* _Problem details_:
Strip the pictures and reproduce the rest of the listing exactly.

** start **

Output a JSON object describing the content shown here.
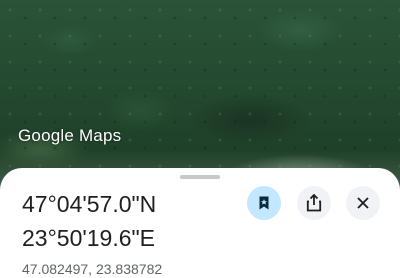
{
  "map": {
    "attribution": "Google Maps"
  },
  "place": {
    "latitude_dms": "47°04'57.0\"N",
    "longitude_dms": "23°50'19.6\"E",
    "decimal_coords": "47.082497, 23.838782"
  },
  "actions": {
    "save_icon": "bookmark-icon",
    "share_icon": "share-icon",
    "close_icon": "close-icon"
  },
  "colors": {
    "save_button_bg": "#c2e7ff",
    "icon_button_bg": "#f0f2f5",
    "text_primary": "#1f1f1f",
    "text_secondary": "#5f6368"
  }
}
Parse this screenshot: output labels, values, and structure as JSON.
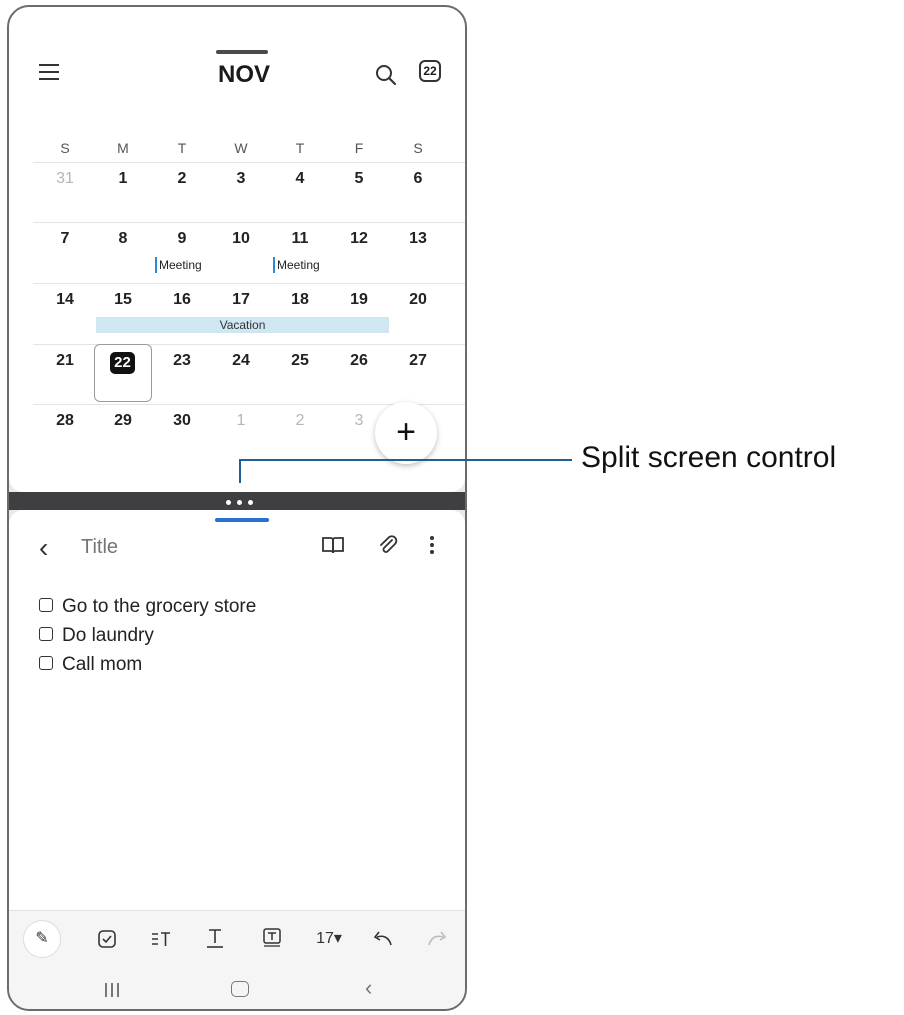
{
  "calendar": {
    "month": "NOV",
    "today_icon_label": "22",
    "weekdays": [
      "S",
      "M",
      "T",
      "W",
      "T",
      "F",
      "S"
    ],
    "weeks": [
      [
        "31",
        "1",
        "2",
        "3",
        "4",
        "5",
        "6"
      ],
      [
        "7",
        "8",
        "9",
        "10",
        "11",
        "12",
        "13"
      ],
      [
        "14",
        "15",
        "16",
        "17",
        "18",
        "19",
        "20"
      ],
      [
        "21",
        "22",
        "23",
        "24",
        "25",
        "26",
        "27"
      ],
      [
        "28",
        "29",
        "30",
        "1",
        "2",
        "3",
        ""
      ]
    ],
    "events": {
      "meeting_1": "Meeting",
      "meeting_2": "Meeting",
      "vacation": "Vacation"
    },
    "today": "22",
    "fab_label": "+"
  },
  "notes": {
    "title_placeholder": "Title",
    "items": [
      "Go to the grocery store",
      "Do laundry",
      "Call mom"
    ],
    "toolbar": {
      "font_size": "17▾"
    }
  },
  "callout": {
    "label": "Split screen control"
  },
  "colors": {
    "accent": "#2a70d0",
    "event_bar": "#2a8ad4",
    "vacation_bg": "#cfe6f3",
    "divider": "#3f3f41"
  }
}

** end **

* _Complete response_:
Output a JSON object describing the content shown here.
{
  "map": {
    "attribution": "Google Maps"
  },
  "place": {
    "latitude_dms": "47°04'57.0\"N",
    "longitude_dms": "23°50'19.6\"E",
    "decimal_coords": "47.082497, 23.838782"
  },
  "actions": {
    "save_icon": "bookmark-icon",
    "share_icon": "share-icon",
    "close_icon": "close-icon"
  },
  "colors": {
    "save_button_bg": "#c2e7ff",
    "icon_button_bg": "#f0f2f5",
    "text_primary": "#1f1f1f",
    "text_secondary": "#5f6368"
  }
}
Parse this screenshot: output labels, values, and structure as JSON.
{
  "calendar": {
    "month": "NOV",
    "today_icon_label": "22",
    "weekdays": [
      "S",
      "M",
      "T",
      "W",
      "T",
      "F",
      "S"
    ],
    "weeks": [
      [
        "31",
        "1",
        "2",
        "3",
        "4",
        "5",
        "6"
      ],
      [
        "7",
        "8",
        "9",
        "10",
        "11",
        "12",
        "13"
      ],
      [
        "14",
        "15",
        "16",
        "17",
        "18",
        "19",
        "20"
      ],
      [
        "21",
        "22",
        "23",
        "24",
        "25",
        "26",
        "27"
      ],
      [
        "28",
        "29",
        "30",
        "1",
        "2",
        "3",
        ""
      ]
    ],
    "events": {
      "meeting_1": "Meeting",
      "meeting_2": "Meeting",
      "vacation": "Vacation"
    },
    "today": "22",
    "fab_label": "+"
  },
  "notes": {
    "title_placeholder": "Title",
    "items": [
      "Go to the grocery store",
      "Do laundry",
      "Call mom"
    ],
    "toolbar": {
      "font_size": "17▾"
    }
  },
  "callout": {
    "label": "Split screen control"
  },
  "colors": {
    "accent": "#2a70d0",
    "event_bar": "#2a8ad4",
    "vacation_bg": "#cfe6f3",
    "divider": "#3f3f41"
  }
}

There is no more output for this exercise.